» **Directions for this task**: Copy out all the data, word for word.

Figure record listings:
----

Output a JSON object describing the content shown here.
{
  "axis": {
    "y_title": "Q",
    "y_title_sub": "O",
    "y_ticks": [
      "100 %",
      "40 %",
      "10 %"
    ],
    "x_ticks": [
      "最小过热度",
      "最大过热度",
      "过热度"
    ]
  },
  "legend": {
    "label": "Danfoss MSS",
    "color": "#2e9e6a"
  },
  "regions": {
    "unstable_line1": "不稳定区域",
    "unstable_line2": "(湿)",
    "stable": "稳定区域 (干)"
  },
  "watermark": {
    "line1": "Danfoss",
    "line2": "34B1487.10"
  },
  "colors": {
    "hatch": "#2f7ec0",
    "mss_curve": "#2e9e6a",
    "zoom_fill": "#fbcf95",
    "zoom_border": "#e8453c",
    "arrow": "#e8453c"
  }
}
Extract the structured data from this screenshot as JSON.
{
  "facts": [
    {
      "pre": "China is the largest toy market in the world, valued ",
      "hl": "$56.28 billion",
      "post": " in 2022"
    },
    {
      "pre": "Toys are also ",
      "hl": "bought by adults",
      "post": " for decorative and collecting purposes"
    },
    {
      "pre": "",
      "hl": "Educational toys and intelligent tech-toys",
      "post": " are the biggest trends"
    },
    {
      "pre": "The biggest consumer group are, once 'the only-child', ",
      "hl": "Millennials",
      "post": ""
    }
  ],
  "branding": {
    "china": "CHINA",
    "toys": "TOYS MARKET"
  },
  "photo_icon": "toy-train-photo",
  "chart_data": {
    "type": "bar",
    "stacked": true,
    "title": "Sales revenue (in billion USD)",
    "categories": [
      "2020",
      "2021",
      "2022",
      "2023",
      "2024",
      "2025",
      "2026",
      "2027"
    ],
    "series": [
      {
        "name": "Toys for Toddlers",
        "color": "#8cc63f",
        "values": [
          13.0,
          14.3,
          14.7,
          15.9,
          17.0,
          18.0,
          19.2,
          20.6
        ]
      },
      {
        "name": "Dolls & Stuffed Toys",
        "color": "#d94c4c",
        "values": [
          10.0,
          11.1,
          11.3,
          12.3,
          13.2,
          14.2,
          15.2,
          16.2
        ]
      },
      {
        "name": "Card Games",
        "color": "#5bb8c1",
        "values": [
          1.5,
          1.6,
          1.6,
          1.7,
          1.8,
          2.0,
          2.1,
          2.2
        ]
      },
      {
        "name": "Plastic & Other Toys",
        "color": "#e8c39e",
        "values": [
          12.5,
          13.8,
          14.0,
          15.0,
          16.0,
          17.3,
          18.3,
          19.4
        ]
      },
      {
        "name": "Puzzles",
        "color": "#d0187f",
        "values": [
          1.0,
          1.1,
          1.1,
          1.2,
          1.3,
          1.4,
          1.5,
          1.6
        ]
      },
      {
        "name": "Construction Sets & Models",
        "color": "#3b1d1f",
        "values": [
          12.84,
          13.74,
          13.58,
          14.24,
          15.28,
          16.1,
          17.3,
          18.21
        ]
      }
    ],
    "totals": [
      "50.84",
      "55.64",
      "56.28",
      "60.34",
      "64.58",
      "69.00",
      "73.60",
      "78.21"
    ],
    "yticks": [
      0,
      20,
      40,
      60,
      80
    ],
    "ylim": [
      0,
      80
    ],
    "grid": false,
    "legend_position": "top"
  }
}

----

» **Answer below**:
Output a JSON object describing the content shown here.
{
  "axis": {
    "y_title": "Q",
    "y_title_sub": "O",
    "y_ticks": [
      "100 %",
      "40 %",
      "10 %"
    ],
    "x_ticks": [
      "最小过热度",
      "最大过热度",
      "过热度"
    ]
  },
  "legend": {
    "label": "Danfoss MSS",
    "color": "#2e9e6a"
  },
  "regions": {
    "unstable_line1": "不稳定区域",
    "unstable_line2": "(湿)",
    "stable": "稳定区域 (干)"
  },
  "watermark": {
    "line1": "Danfoss",
    "line2": "34B1487.10"
  },
  "colors": {
    "hatch": "#2f7ec0",
    "mss_curve": "#2e9e6a",
    "zoom_fill": "#fbcf95",
    "zoom_border": "#e8453c",
    "arrow": "#e8453c"
  }
}
Extract the structured data from this screenshot as JSON.
{
  "facts": [
    {
      "pre": "China is the largest toy market in the world, valued ",
      "hl": "$56.28 billion",
      "post": " in 2022"
    },
    {
      "pre": "Toys are also ",
      "hl": "bought by adults",
      "post": " for decorative and collecting purposes"
    },
    {
      "pre": "",
      "hl": "Educational toys and intelligent tech-toys",
      "post": " are the biggest trends"
    },
    {
      "pre": "The biggest consumer group are, once 'the only-child', ",
      "hl": "Millennials",
      "post": ""
    }
  ],
  "branding": {
    "china": "CHINA",
    "toys": "TOYS MARKET"
  },
  "photo_icon": "toy-train-photo",
  "chart_data": {
    "type": "bar",
    "stacked": true,
    "title": "Sales revenue (in billion USD)",
    "categories": [
      "2020",
      "2021",
      "2022",
      "2023",
      "2024",
      "2025",
      "2026",
      "2027"
    ],
    "series": [
      {
        "name": "Toys for Toddlers",
        "color": "#8cc63f",
        "values": [
          13.0,
          14.3,
          14.7,
          15.9,
          17.0,
          18.0,
          19.2,
          20.6
        ]
      },
      {
        "name": "Dolls & Stuffed Toys",
        "color": "#d94c4c",
        "values": [
          10.0,
          11.1,
          11.3,
          12.3,
          13.2,
          14.2,
          15.2,
          16.2
        ]
      },
      {
        "name": "Card Games",
        "color": "#5bb8c1",
        "values": [
          1.5,
          1.6,
          1.6,
          1.7,
          1.8,
          2.0,
          2.1,
          2.2
        ]
      },
      {
        "name": "Plastic & Other Toys",
        "color": "#e8c39e",
        "values": [
          12.5,
          13.8,
          14.0,
          15.0,
          16.0,
          17.3,
          18.3,
          19.4
        ]
      },
      {
        "name": "Puzzles",
        "color": "#d0187f",
        "values": [
          1.0,
          1.1,
          1.1,
          1.2,
          1.3,
          1.4,
          1.5,
          1.6
        ]
      },
      {
        "name": "Construction Sets & Models",
        "color": "#3b1d1f",
        "values": [
          12.84,
          13.74,
          13.58,
          14.24,
          15.28,
          16.1,
          17.3,
          18.21
        ]
      }
    ],
    "totals": [
      "50.84",
      "55.64",
      "56.28",
      "60.34",
      "64.58",
      "69.00",
      "73.60",
      "78.21"
    ],
    "yticks": [
      0,
      20,
      40,
      60,
      80
    ],
    "ylim": [
      0,
      80
    ],
    "grid": false,
    "legend_position": "top"
  }
}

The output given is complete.